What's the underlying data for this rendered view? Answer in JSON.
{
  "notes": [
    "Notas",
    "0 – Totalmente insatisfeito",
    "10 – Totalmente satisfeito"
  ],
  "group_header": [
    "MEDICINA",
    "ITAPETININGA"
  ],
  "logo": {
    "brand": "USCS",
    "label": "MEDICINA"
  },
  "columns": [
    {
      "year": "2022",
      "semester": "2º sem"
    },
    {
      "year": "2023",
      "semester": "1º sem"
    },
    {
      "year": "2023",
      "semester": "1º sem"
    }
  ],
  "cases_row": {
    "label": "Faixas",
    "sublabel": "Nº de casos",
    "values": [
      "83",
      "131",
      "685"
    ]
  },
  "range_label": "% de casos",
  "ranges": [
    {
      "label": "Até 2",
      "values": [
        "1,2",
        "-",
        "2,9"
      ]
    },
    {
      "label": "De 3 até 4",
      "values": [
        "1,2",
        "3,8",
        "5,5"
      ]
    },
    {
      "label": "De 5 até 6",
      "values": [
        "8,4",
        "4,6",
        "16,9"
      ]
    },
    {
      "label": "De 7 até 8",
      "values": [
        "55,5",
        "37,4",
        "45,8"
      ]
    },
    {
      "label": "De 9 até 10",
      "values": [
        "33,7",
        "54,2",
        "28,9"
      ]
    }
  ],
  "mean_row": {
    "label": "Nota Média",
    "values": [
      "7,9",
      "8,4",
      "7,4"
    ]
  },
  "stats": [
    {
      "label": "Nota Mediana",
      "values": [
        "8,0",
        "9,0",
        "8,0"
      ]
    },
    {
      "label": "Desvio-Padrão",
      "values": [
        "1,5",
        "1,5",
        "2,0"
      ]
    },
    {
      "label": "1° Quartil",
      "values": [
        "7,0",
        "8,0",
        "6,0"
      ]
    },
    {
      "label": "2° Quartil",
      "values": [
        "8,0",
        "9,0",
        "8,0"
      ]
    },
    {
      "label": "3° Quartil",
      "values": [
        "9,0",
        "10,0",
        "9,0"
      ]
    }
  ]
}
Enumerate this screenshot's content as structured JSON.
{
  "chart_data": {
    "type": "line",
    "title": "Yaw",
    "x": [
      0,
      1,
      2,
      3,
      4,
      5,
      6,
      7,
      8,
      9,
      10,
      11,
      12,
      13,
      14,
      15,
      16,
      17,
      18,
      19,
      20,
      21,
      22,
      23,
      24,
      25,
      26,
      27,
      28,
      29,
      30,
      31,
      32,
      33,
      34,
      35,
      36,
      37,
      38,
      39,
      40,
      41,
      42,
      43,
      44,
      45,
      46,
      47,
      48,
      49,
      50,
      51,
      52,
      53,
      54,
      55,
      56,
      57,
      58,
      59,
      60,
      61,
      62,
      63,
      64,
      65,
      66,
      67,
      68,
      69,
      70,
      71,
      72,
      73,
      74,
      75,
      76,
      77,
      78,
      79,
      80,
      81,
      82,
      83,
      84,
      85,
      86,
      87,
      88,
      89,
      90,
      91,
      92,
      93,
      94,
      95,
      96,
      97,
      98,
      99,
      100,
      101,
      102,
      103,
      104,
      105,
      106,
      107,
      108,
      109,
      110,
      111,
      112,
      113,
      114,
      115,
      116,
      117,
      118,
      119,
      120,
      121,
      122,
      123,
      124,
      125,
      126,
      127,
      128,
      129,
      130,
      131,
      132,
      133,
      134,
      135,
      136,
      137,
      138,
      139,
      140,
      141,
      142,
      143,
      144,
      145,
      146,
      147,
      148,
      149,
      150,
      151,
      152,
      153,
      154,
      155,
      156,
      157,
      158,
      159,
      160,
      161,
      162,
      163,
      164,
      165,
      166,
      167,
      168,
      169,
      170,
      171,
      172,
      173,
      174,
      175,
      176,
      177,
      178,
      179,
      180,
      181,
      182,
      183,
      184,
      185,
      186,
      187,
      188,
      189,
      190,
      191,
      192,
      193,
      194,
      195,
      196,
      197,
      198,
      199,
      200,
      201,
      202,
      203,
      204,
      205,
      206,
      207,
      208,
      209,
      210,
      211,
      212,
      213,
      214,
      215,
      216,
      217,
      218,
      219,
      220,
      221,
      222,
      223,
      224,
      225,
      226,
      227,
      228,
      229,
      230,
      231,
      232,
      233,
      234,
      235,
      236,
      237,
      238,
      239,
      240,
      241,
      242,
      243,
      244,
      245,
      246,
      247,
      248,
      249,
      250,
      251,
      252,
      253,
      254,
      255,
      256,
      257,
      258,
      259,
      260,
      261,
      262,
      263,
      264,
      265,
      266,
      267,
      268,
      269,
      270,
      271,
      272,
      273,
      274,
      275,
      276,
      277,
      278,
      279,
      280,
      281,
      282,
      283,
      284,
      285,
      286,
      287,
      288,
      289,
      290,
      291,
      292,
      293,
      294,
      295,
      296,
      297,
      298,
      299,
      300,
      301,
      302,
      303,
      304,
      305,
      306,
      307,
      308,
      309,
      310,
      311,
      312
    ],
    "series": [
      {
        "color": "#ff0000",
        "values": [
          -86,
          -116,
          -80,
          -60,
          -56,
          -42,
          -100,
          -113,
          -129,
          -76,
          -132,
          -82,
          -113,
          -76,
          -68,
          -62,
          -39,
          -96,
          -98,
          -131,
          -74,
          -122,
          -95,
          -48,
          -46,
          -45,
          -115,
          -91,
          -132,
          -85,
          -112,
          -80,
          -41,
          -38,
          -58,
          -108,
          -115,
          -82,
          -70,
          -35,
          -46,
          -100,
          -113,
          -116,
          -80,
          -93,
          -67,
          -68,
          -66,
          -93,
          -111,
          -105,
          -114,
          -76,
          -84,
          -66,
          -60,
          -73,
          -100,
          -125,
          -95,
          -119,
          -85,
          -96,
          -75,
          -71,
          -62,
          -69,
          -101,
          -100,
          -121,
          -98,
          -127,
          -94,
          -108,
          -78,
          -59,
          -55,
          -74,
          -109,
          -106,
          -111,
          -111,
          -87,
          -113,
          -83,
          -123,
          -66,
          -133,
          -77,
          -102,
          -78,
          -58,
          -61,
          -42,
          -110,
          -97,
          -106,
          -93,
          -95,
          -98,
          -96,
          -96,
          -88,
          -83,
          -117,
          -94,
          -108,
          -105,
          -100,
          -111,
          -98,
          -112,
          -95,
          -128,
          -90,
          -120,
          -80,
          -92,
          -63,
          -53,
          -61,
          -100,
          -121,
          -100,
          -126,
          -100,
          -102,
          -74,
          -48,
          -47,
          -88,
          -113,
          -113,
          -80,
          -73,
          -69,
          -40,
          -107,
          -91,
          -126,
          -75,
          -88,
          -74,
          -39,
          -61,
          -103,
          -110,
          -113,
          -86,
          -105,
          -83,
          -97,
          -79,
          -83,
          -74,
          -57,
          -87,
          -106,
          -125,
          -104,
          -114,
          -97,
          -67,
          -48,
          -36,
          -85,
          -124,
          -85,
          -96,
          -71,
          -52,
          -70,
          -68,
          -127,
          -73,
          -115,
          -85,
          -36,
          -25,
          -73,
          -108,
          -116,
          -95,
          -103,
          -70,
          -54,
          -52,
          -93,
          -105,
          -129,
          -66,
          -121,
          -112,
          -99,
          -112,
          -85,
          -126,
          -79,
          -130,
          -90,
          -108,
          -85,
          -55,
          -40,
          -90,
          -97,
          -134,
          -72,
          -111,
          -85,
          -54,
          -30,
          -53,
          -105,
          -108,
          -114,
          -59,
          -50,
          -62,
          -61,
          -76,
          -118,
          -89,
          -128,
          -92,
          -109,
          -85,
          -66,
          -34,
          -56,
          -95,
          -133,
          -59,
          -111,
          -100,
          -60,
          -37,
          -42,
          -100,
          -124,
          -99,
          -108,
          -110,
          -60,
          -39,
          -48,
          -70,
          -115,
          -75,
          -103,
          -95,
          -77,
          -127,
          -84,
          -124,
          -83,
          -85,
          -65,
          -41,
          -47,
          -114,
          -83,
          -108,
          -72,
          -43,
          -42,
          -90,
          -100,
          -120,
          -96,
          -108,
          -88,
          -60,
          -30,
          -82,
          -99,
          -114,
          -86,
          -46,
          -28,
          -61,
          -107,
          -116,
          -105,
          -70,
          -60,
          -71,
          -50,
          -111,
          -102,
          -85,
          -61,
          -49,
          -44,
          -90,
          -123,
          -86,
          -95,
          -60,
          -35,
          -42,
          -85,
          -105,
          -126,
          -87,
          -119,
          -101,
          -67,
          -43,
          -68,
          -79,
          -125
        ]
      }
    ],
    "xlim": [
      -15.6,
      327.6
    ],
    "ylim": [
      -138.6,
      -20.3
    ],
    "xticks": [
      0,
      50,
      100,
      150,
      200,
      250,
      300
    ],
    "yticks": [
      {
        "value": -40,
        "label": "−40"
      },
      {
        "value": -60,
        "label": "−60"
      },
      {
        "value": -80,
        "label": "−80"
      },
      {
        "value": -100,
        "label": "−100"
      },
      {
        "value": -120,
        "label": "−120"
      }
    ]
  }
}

....................

Stated task: Copy every line above in which the string "Totalmente" shows up.

Response to this exercise:
    "0 – Totalmente insatisfeito",
    "10 – Totalmente satisfeito"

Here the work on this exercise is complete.